◆ **WHAT NEEDS TO BE DONE**
Exactly as written, quote every line that follows, skipping the images.

◆ **ENTRIES**
= = =
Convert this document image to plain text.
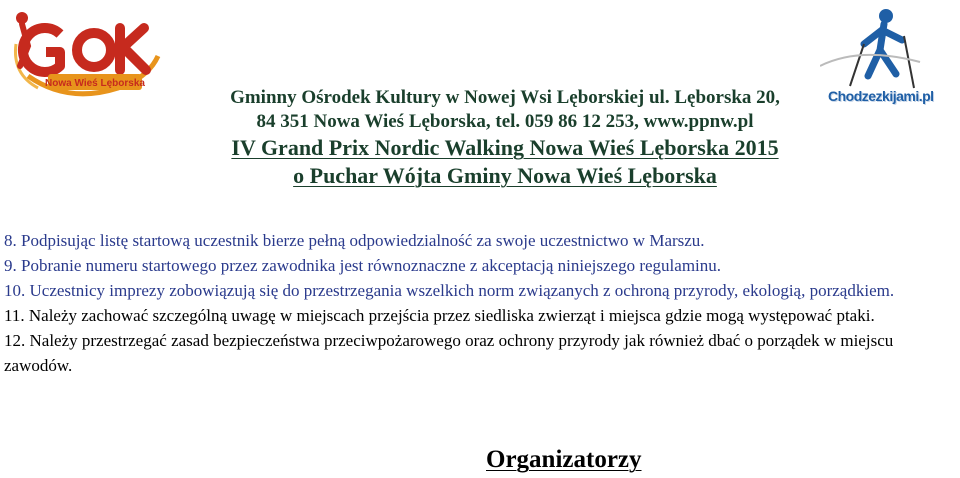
Nowa Wieś Lęborska
Chodzezkijami.pl
Gminny Ośrodek Kultury w Nowej Wsi Lęborskiej ul. Lęborska 20,
84 351 Nowa Wieś Lęborska, tel. 059 86 12 253, www.ppnw.pl
IV Grand Prix Nordic Walking Nowa Wieś Lęborska 2015
o Puchar Wójta Gminy Nowa Wieś Lęborska
8. Podpisując listę startową uczestnik bierze pełną odpowiedzialność za swoje uczestnictwo w Marszu.
9. Pobranie numeru startowego przez zawodnika jest równoznaczne z akceptacją niniejszego regulaminu.
10. Uczestnicy imprezy zobowiązują się do przestrzegania wszelkich norm związanych z ochroną przyrody, ekologią, porządkiem.
11. Należy zachować szczególną uwagę w miejscach przejścia przez siedliska zwierząt i miejsca gdzie mogą występować ptaki.
12. Należy przestrzegać zasad bezpieczeństwa przeciwpożarowego oraz ochrony przyrody jak również dbać o porządek w miejscu zawodów.
Organizatorzy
= = =
◆ **EXERCISE RESPONSE**
Convert this document image to plain text.
Nowa Wieś Lęborska
Chodzezkijami.pl
Gminny Ośrodek Kultury w Nowej Wsi Lęborskiej ul. Lęborska 20,
84 351 Nowa Wieś Lęborska, tel. 059 86 12 253, www.ppnw.pl
IV Grand Prix Nordic Walking Nowa Wieś Lęborska 2015
o Puchar Wójta Gminy Nowa Wieś Lęborska
8. Podpisując listę startową uczestnik bierze pełną odpowiedzialność za swoje uczestnictwo w Marszu.
9. Pobranie numeru startowego przez zawodnika jest równoznaczne z akceptacją niniejszego regulaminu.
10. Uczestnicy imprezy zobowiązują się do przestrzegania wszelkich norm związanych z ochroną przyrody, ekologią, porządkiem.
11. Należy zachować szczególną uwagę w miejscach przejścia przez siedliska zwierząt i miejsca gdzie mogą występować ptaki.
12. Należy przestrzegać zasad bezpieczeństwa przeciwpożarowego oraz ochrony przyrody jak również dbać o porządek w miejscu zawodów.
Organizatorzy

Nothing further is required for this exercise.